WRITTEN REQUEST
All of the material should be reproduced exactly, with pictures left out.
───
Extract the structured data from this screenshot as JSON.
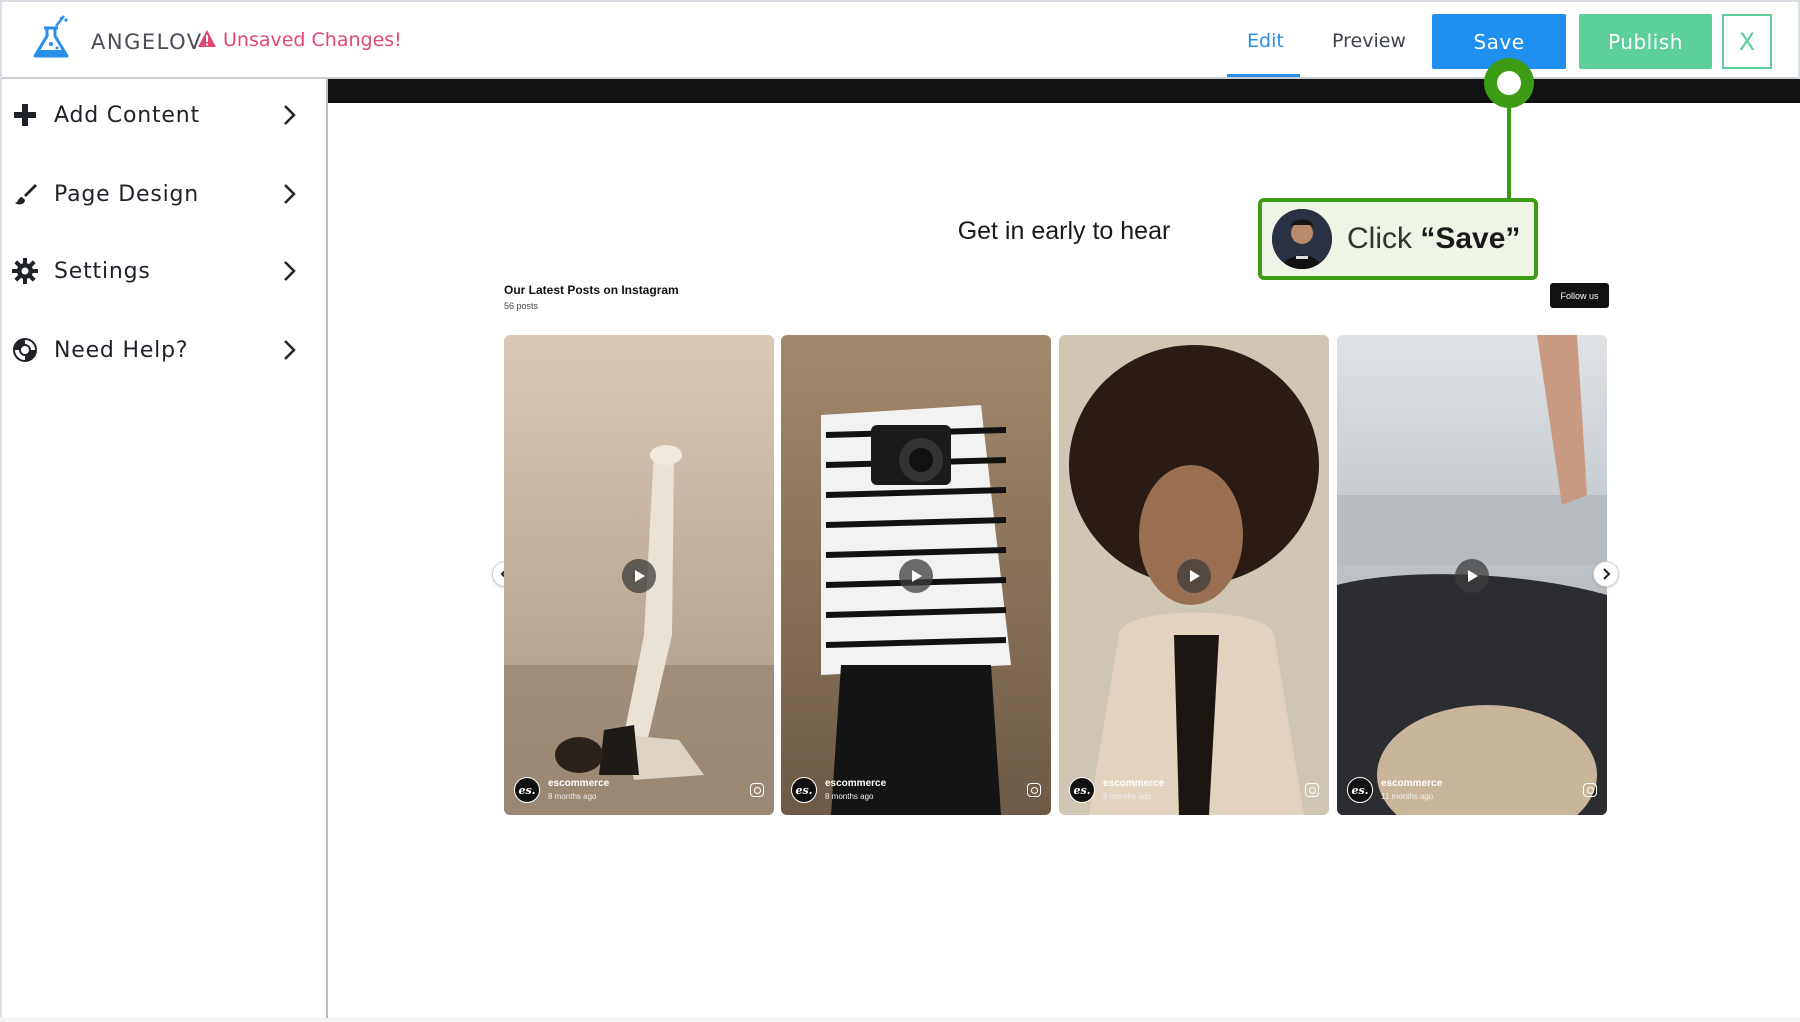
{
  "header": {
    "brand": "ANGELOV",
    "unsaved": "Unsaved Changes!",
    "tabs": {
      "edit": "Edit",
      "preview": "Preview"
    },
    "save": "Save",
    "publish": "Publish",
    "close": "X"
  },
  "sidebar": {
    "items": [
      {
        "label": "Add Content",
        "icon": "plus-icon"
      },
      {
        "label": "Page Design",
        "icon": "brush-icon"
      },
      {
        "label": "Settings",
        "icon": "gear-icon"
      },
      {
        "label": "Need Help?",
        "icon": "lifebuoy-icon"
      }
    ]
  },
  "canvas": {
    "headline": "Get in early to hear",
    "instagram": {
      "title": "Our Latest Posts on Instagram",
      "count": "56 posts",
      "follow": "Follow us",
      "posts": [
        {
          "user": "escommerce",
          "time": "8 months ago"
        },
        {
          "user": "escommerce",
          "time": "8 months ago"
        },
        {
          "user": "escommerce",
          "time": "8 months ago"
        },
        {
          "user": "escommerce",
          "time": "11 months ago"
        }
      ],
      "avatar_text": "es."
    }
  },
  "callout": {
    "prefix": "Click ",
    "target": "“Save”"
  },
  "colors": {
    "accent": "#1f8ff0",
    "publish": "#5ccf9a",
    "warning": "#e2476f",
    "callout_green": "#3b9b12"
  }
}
───
SOLVED PROBLEM
Extract the structured data from this screenshot as JSON.
{
  "header": {
    "brand": "ANGELOV",
    "unsaved": "Unsaved Changes!",
    "tabs": {
      "edit": "Edit",
      "preview": "Preview"
    },
    "save": "Save",
    "publish": "Publish",
    "close": "X"
  },
  "sidebar": {
    "items": [
      {
        "label": "Add Content",
        "icon": "plus-icon"
      },
      {
        "label": "Page Design",
        "icon": "brush-icon"
      },
      {
        "label": "Settings",
        "icon": "gear-icon"
      },
      {
        "label": "Need Help?",
        "icon": "lifebuoy-icon"
      }
    ]
  },
  "canvas": {
    "headline": "Get in early to hear",
    "instagram": {
      "title": "Our Latest Posts on Instagram",
      "count": "56 posts",
      "follow": "Follow us",
      "posts": [
        {
          "user": "escommerce",
          "time": "8 months ago"
        },
        {
          "user": "escommerce",
          "time": "8 months ago"
        },
        {
          "user": "escommerce",
          "time": "8 months ago"
        },
        {
          "user": "escommerce",
          "time": "11 months ago"
        }
      ],
      "avatar_text": "es."
    }
  },
  "callout": {
    "prefix": "Click ",
    "target": "“Save”"
  },
  "colors": {
    "accent": "#1f8ff0",
    "publish": "#5ccf9a",
    "warning": "#e2476f",
    "callout_green": "#3b9b12"
  }
}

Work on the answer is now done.